**DATA EXCERPTS:**

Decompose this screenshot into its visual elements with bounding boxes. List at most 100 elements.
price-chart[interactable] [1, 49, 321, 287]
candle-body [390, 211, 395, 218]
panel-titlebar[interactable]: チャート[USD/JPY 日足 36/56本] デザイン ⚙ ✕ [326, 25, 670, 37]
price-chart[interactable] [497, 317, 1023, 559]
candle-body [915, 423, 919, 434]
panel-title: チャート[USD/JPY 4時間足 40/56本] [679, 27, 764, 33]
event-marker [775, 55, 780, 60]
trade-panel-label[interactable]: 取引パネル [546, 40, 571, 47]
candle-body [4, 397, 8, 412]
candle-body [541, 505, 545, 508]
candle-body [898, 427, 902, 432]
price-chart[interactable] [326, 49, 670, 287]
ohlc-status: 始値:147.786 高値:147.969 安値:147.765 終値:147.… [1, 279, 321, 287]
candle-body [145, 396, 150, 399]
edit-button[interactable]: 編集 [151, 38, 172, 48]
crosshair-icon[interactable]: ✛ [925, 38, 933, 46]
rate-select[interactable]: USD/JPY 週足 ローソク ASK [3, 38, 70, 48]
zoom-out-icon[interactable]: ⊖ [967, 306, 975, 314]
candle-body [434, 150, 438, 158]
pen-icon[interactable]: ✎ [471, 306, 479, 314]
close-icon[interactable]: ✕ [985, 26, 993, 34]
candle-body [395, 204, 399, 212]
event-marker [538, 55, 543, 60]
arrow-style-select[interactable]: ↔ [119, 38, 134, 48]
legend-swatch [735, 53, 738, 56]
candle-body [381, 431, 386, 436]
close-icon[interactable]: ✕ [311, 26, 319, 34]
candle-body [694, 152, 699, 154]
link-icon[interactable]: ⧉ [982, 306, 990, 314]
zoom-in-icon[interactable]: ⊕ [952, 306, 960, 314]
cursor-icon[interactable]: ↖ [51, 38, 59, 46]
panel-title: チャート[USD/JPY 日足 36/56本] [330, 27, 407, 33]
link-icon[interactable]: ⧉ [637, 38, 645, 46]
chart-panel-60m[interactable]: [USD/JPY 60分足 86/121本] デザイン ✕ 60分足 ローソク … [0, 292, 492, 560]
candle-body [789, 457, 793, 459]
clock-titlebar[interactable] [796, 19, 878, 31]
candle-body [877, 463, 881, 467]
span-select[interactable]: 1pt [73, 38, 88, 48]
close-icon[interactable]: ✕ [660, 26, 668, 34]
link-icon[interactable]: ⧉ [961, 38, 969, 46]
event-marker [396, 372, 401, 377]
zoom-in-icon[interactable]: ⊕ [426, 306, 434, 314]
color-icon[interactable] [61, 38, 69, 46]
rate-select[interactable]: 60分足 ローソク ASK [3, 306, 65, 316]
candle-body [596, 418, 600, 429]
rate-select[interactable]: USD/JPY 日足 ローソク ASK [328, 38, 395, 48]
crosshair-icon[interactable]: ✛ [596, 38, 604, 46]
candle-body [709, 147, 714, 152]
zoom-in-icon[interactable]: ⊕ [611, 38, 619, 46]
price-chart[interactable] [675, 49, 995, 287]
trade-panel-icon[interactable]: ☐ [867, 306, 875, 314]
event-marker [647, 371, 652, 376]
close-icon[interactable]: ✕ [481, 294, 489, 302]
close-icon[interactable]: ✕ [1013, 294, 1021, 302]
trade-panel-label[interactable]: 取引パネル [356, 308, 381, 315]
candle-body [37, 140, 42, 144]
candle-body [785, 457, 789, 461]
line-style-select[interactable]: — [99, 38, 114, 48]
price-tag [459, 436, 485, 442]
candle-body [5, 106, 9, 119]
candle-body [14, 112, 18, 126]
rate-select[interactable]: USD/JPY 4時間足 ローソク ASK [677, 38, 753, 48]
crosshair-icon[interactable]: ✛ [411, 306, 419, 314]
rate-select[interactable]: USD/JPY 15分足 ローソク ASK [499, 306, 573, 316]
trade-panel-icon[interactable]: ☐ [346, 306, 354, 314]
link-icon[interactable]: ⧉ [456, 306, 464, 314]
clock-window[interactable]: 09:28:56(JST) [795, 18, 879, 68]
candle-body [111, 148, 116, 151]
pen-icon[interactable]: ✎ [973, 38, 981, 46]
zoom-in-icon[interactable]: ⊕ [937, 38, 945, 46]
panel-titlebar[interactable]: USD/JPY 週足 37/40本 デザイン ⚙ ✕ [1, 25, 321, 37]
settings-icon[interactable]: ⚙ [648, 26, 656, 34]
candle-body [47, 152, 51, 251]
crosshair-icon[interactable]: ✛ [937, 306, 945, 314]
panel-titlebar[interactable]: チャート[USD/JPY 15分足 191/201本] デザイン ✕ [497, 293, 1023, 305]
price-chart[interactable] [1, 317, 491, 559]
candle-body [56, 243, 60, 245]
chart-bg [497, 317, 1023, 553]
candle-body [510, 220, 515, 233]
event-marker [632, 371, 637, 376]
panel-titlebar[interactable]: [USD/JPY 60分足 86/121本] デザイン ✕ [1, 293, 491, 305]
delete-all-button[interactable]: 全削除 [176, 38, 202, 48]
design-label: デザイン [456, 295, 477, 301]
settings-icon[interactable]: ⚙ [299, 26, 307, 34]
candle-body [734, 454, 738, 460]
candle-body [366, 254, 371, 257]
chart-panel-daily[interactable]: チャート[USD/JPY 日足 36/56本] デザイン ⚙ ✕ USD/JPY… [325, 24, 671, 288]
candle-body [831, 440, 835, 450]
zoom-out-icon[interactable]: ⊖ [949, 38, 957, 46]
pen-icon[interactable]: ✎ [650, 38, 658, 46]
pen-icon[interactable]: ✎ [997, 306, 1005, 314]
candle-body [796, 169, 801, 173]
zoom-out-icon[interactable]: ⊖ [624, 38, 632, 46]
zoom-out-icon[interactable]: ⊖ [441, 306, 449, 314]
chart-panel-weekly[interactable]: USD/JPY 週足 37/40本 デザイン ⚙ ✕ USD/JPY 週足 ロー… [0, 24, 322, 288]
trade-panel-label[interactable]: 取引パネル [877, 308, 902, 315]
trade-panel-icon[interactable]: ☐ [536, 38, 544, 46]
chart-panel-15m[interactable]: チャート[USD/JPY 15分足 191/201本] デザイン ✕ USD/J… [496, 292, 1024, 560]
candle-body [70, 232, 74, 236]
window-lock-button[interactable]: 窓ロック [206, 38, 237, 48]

**WORK INSTRUCTIONS:** Can you reproduce every row above again, character for character and in the same order?

**FULL OUTPUT:**
Decompose this screenshot into its visual elements with bounding boxes. List at most 100 elements.
price-chart[interactable] [1, 49, 321, 287]
candle-body [390, 211, 395, 218]
panel-titlebar[interactable]: チャート[USD/JPY 日足 36/56本] デザイン ⚙ ✕ [326, 25, 670, 37]
price-chart[interactable] [497, 317, 1023, 559]
candle-body [915, 423, 919, 434]
panel-title: チャート[USD/JPY 4時間足 40/56本] [679, 27, 764, 33]
event-marker [775, 55, 780, 60]
trade-panel-label[interactable]: 取引パネル [546, 40, 571, 47]
candle-body [4, 397, 8, 412]
candle-body [541, 505, 545, 508]
candle-body [898, 427, 902, 432]
price-chart[interactable] [326, 49, 670, 287]
ohlc-status: 始値:147.786 高値:147.969 安値:147.765 終値:147.… [1, 279, 321, 287]
candle-body [145, 396, 150, 399]
edit-button[interactable]: 編集 [151, 38, 172, 48]
crosshair-icon[interactable]: ✛ [925, 38, 933, 46]
rate-select[interactable]: USD/JPY 週足 ローソク ASK [3, 38, 70, 48]
zoom-out-icon[interactable]: ⊖ [967, 306, 975, 314]
candle-body [434, 150, 438, 158]
pen-icon[interactable]: ✎ [471, 306, 479, 314]
close-icon[interactable]: ✕ [985, 26, 993, 34]
candle-body [395, 204, 399, 212]
event-marker [538, 55, 543, 60]
arrow-style-select[interactable]: ↔ [119, 38, 134, 48]
legend-swatch [735, 53, 738, 56]
candle-body [381, 431, 386, 436]
close-icon[interactable]: ✕ [311, 26, 319, 34]
candle-body [694, 152, 699, 154]
link-icon[interactable]: ⧉ [982, 306, 990, 314]
zoom-in-icon[interactable]: ⊕ [952, 306, 960, 314]
cursor-icon[interactable]: ↖ [51, 38, 59, 46]
panel-title: チャート[USD/JPY 日足 36/56本] [330, 27, 407, 33]
link-icon[interactable]: ⧉ [637, 38, 645, 46]
chart-panel-60m[interactable]: [USD/JPY 60分足 86/121本] デザイン ✕ 60分足 ローソク … [0, 292, 492, 560]
candle-body [789, 457, 793, 459]
clock-titlebar[interactable] [796, 19, 878, 31]
candle-body [877, 463, 881, 467]
span-select[interactable]: 1pt [73, 38, 88, 48]
close-icon[interactable]: ✕ [660, 26, 668, 34]
link-icon[interactable]: ⧉ [961, 38, 969, 46]
event-marker [396, 372, 401, 377]
zoom-in-icon[interactable]: ⊕ [426, 306, 434, 314]
color-icon[interactable] [61, 38, 69, 46]
rate-select[interactable]: 60分足 ローソク ASK [3, 306, 65, 316]
candle-body [596, 418, 600, 429]
rate-select[interactable]: USD/JPY 日足 ローソク ASK [328, 38, 395, 48]
crosshair-icon[interactable]: ✛ [596, 38, 604, 46]
candle-body [709, 147, 714, 152]
zoom-in-icon[interactable]: ⊕ [611, 38, 619, 46]
price-chart[interactable] [675, 49, 995, 287]
trade-panel-icon[interactable]: ☐ [867, 306, 875, 314]
event-marker [647, 371, 652, 376]
close-icon[interactable]: ✕ [481, 294, 489, 302]
close-icon[interactable]: ✕ [1013, 294, 1021, 302]
trade-panel-label[interactable]: 取引パネル [356, 308, 381, 315]
candle-body [37, 140, 42, 144]
candle-body [785, 457, 789, 461]
line-style-select[interactable]: — [99, 38, 114, 48]
price-tag [459, 436, 485, 442]
candle-body [5, 106, 9, 119]
candle-body [14, 112, 18, 126]
rate-select[interactable]: USD/JPY 4時間足 ローソク ASK [677, 38, 753, 48]
crosshair-icon[interactable]: ✛ [411, 306, 419, 314]
rate-select[interactable]: USD/JPY 15分足 ローソク ASK [499, 306, 573, 316]
trade-panel-icon[interactable]: ☐ [346, 306, 354, 314]
link-icon[interactable]: ⧉ [456, 306, 464, 314]
clock-window[interactable]: 09:28:56(JST) [795, 18, 879, 68]
candle-body [111, 148, 116, 151]
pen-icon[interactable]: ✎ [973, 38, 981, 46]
zoom-in-icon[interactable]: ⊕ [937, 38, 945, 46]
panel-titlebar[interactable]: USD/JPY 週足 37/40本 デザイン ⚙ ✕ [1, 25, 321, 37]
settings-icon[interactable]: ⚙ [648, 26, 656, 34]
candle-body [47, 152, 51, 251]
crosshair-icon[interactable]: ✛ [937, 306, 945, 314]
panel-titlebar[interactable]: チャート[USD/JPY 15分足 191/201本] デザイン ✕ [497, 293, 1023, 305]
price-chart[interactable] [1, 317, 491, 559]
candle-body [56, 243, 60, 245]
chart-bg [497, 317, 1023, 553]
candle-body [510, 220, 515, 233]
event-marker [632, 371, 637, 376]
panel-titlebar[interactable]: [USD/JPY 60分足 86/121本] デザイン ✕ [1, 293, 491, 305]
delete-all-button[interactable]: 全削除 [176, 38, 202, 48]
design-label: デザイン [456, 295, 477, 301]
settings-icon[interactable]: ⚙ [299, 26, 307, 34]
candle-body [734, 454, 738, 460]
candle-body [366, 254, 371, 257]
chart-panel-daily[interactable]: チャート[USD/JPY 日足 36/56本] デザイン ⚙ ✕ USD/JPY… [325, 24, 671, 288]
candle-body [831, 440, 835, 450]
zoom-out-icon[interactable]: ⊖ [949, 38, 957, 46]
pen-icon[interactable]: ✎ [650, 38, 658, 46]
pen-icon[interactable]: ✎ [997, 306, 1005, 314]
candle-body [796, 169, 801, 173]
zoom-out-icon[interactable]: ⊖ [624, 38, 632, 46]
zoom-out-icon[interactable]: ⊖ [441, 306, 449, 314]
chart-panel-weekly[interactable]: USD/JPY 週足 37/40本 デザイン ⚙ ✕ USD/JPY 週足 ロー… [0, 24, 322, 288]
trade-panel-label[interactable]: 取引パネル [877, 308, 902, 315]
trade-panel-icon[interactable]: ☐ [536, 38, 544, 46]
chart-panel-15m[interactable]: チャート[USD/JPY 15分足 191/201本] デザイン ✕ USD/J… [496, 292, 1024, 560]
candle-body [70, 232, 74, 236]
window-lock-button[interactable]: 窓ロック [206, 38, 237, 48]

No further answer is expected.